[Dataset records on visual material]
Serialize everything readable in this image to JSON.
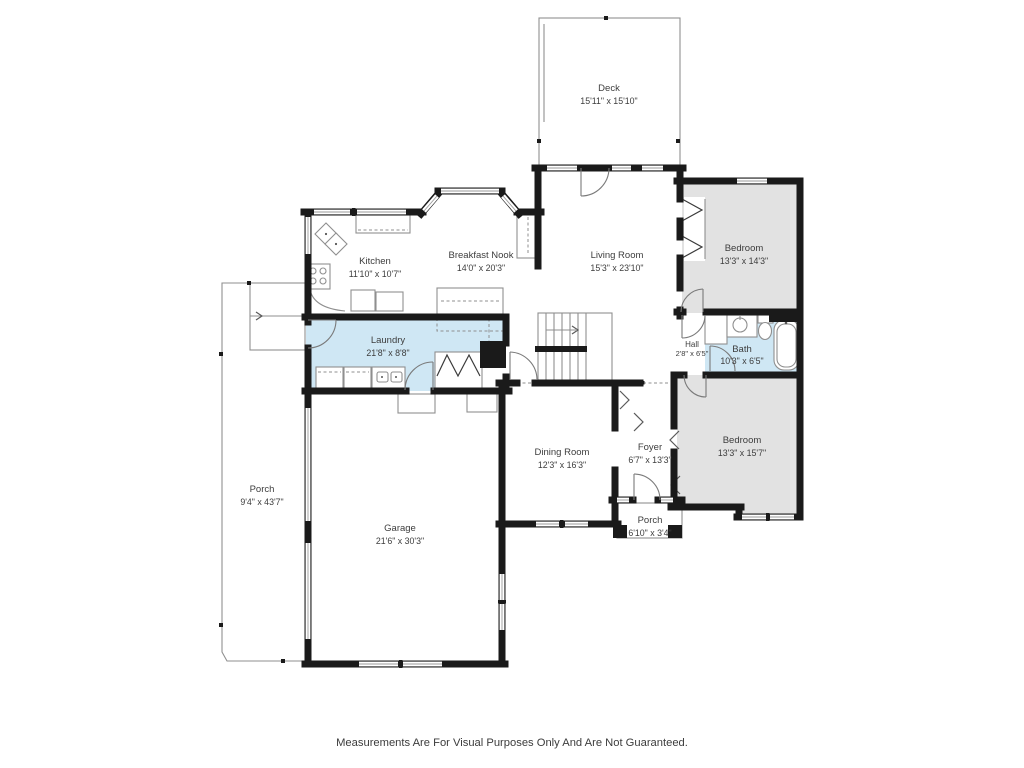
{
  "colors": {
    "wall": "#1a1a1a",
    "bedroom_fill": "#e2e2e2",
    "wet_room_fill": "#cfe7f4",
    "line": "#8f8f8f",
    "text": "#3d3d3d"
  },
  "rooms": [
    {
      "id": "deck",
      "name": "Deck",
      "dims": "15'11\" x 15'10\""
    },
    {
      "id": "kitchen",
      "name": "Kitchen",
      "dims": "11'10\" x 10'7\""
    },
    {
      "id": "breakfast-nook",
      "name": "Breakfast Nook",
      "dims": "14'0\" x 20'3\""
    },
    {
      "id": "living-room",
      "name": "Living Room",
      "dims": "15'3\" x 23'10\""
    },
    {
      "id": "bedroom-upper",
      "name": "Bedroom",
      "dims": "13'3\" x 14'3\""
    },
    {
      "id": "hall",
      "name": "Hall",
      "dims": "2'8\" x 6'5\""
    },
    {
      "id": "bath",
      "name": "Bath",
      "dims": "10'3\" x 6'5\""
    },
    {
      "id": "laundry",
      "name": "Laundry",
      "dims": "21'8\" x 8'8\""
    },
    {
      "id": "bedroom-lower",
      "name": "Bedroom",
      "dims": "13'3\" x 15'7\""
    },
    {
      "id": "dining-room",
      "name": "Dining Room",
      "dims": "12'3\" x 16'3\""
    },
    {
      "id": "foyer",
      "name": "Foyer",
      "dims": "6'7\" x 13'3\""
    },
    {
      "id": "porch-front",
      "name": "Porch",
      "dims": "6'10\" x 3'4\""
    },
    {
      "id": "garage",
      "name": "Garage",
      "dims": "21'6\" x 30'3\""
    },
    {
      "id": "porch-side",
      "name": "Porch",
      "dims": "9'4\" x 43'7\""
    }
  ],
  "footer": {
    "disclaimer": "Measurements Are For Visual Purposes Only And Are Not Guaranteed."
  }
}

[Instruction] Leave out the pictures, and give all the records again exactly.

[Solution]
Serialize everything readable in this image to JSON.
{
  "colors": {
    "wall": "#1a1a1a",
    "bedroom_fill": "#e2e2e2",
    "wet_room_fill": "#cfe7f4",
    "line": "#8f8f8f",
    "text": "#3d3d3d"
  },
  "rooms": [
    {
      "id": "deck",
      "name": "Deck",
      "dims": "15'11\" x 15'10\""
    },
    {
      "id": "kitchen",
      "name": "Kitchen",
      "dims": "11'10\" x 10'7\""
    },
    {
      "id": "breakfast-nook",
      "name": "Breakfast Nook",
      "dims": "14'0\" x 20'3\""
    },
    {
      "id": "living-room",
      "name": "Living Room",
      "dims": "15'3\" x 23'10\""
    },
    {
      "id": "bedroom-upper",
      "name": "Bedroom",
      "dims": "13'3\" x 14'3\""
    },
    {
      "id": "hall",
      "name": "Hall",
      "dims": "2'8\" x 6'5\""
    },
    {
      "id": "bath",
      "name": "Bath",
      "dims": "10'3\" x 6'5\""
    },
    {
      "id": "laundry",
      "name": "Laundry",
      "dims": "21'8\" x 8'8\""
    },
    {
      "id": "bedroom-lower",
      "name": "Bedroom",
      "dims": "13'3\" x 15'7\""
    },
    {
      "id": "dining-room",
      "name": "Dining Room",
      "dims": "12'3\" x 16'3\""
    },
    {
      "id": "foyer",
      "name": "Foyer",
      "dims": "6'7\" x 13'3\""
    },
    {
      "id": "porch-front",
      "name": "Porch",
      "dims": "6'10\" x 3'4\""
    },
    {
      "id": "garage",
      "name": "Garage",
      "dims": "21'6\" x 30'3\""
    },
    {
      "id": "porch-side",
      "name": "Porch",
      "dims": "9'4\" x 43'7\""
    }
  ],
  "footer": {
    "disclaimer": "Measurements Are For Visual Purposes Only And Are Not Guaranteed."
  }
}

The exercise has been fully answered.